[START Available records]

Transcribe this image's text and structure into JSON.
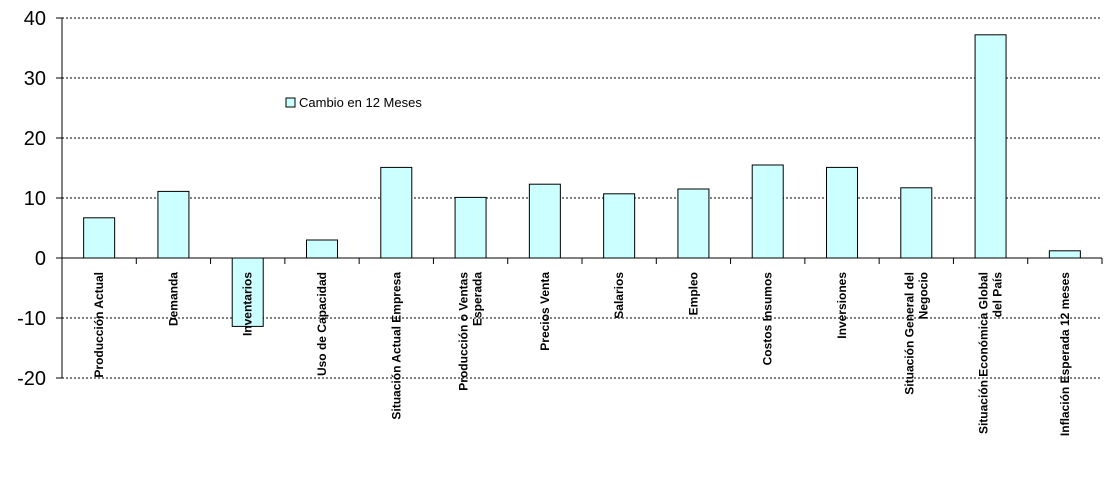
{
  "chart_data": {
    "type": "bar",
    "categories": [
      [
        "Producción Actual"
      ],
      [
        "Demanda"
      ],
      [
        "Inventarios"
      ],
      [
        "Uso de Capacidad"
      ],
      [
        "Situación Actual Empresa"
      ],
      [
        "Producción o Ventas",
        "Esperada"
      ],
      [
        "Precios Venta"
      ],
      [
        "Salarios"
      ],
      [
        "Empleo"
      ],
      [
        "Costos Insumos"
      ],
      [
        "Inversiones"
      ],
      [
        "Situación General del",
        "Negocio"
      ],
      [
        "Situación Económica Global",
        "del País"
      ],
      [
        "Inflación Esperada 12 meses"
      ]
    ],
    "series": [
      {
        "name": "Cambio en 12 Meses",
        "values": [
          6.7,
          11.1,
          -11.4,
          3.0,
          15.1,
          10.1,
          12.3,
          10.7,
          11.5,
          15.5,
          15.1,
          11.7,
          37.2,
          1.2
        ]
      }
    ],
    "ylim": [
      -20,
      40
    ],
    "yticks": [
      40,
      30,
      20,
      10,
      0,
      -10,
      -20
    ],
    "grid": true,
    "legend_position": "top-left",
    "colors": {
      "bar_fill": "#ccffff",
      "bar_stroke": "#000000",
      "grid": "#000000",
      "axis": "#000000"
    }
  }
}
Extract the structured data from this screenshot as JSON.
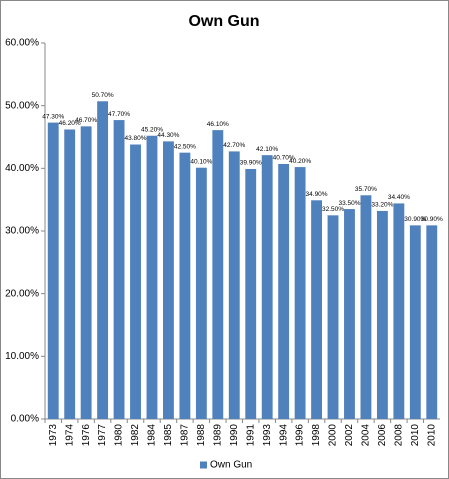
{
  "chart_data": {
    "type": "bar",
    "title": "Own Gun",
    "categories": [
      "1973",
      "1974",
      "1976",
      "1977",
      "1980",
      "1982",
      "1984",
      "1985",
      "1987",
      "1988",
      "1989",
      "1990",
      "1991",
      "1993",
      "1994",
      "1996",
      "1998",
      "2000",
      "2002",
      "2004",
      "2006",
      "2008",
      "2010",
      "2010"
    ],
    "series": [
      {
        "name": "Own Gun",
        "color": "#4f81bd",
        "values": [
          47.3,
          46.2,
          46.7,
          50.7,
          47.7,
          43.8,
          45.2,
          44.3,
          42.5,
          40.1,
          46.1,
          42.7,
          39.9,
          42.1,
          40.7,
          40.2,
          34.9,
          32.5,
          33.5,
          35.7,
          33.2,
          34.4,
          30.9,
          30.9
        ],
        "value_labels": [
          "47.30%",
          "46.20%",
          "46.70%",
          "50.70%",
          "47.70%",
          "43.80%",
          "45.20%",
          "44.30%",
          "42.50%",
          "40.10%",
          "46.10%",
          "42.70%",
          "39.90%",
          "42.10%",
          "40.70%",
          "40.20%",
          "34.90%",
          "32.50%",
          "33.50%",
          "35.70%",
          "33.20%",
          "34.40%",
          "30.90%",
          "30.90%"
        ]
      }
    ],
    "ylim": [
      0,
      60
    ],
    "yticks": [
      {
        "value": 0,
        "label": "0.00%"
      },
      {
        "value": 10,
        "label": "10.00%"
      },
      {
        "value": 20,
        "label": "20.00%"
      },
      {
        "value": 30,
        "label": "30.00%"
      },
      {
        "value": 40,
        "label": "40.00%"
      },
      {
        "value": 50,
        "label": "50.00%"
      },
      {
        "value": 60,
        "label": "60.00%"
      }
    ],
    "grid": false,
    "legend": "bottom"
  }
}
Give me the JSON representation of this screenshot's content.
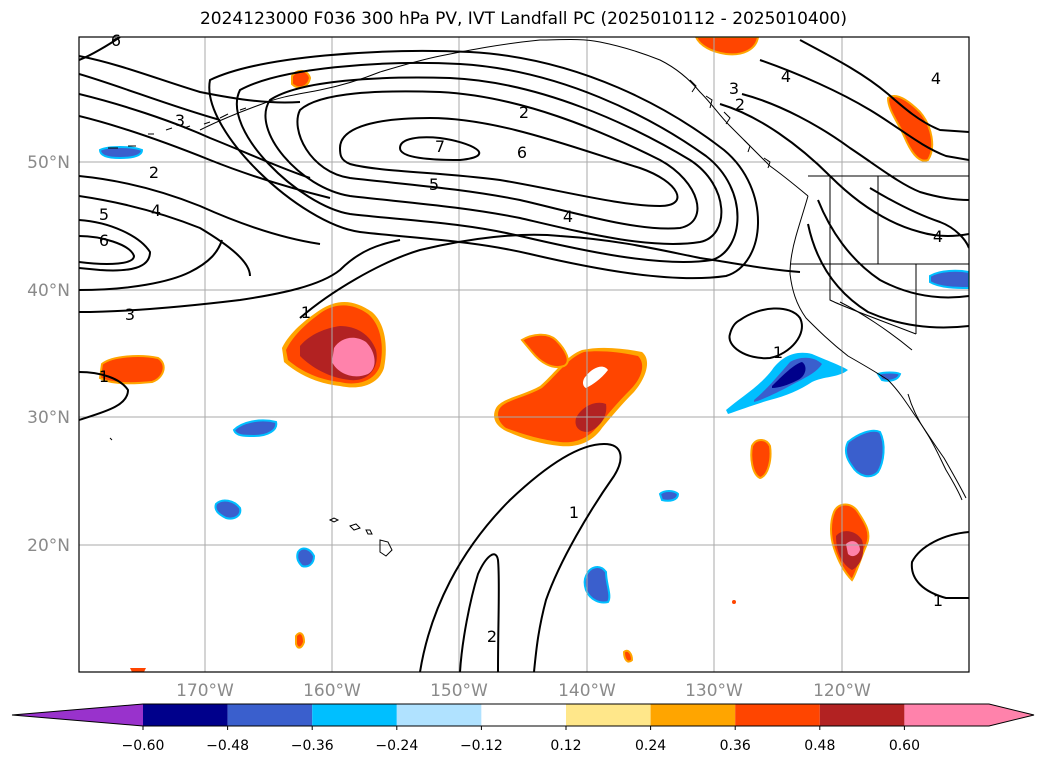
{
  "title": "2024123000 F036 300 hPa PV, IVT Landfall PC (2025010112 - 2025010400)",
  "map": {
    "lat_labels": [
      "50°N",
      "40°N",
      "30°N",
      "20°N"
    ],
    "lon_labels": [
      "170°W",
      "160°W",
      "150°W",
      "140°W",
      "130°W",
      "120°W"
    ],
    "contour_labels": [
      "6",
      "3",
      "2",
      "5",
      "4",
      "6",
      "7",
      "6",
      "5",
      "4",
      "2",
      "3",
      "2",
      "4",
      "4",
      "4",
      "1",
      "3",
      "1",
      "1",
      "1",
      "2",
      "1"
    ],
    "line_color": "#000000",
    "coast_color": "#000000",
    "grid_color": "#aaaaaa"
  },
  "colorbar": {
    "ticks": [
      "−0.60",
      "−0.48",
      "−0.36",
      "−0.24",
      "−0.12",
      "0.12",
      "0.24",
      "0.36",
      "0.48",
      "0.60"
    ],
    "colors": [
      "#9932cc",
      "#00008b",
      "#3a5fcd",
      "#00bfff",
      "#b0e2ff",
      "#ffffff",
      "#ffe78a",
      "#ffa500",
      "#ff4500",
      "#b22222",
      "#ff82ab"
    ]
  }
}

[END Available records]

-- Work required --
Extract every line containing the string "screenshot" from the material.

-- Result of this exercise --
Extract the structured data from this screenshot as JSON.
Give me the JSON representation of this screenshot's content.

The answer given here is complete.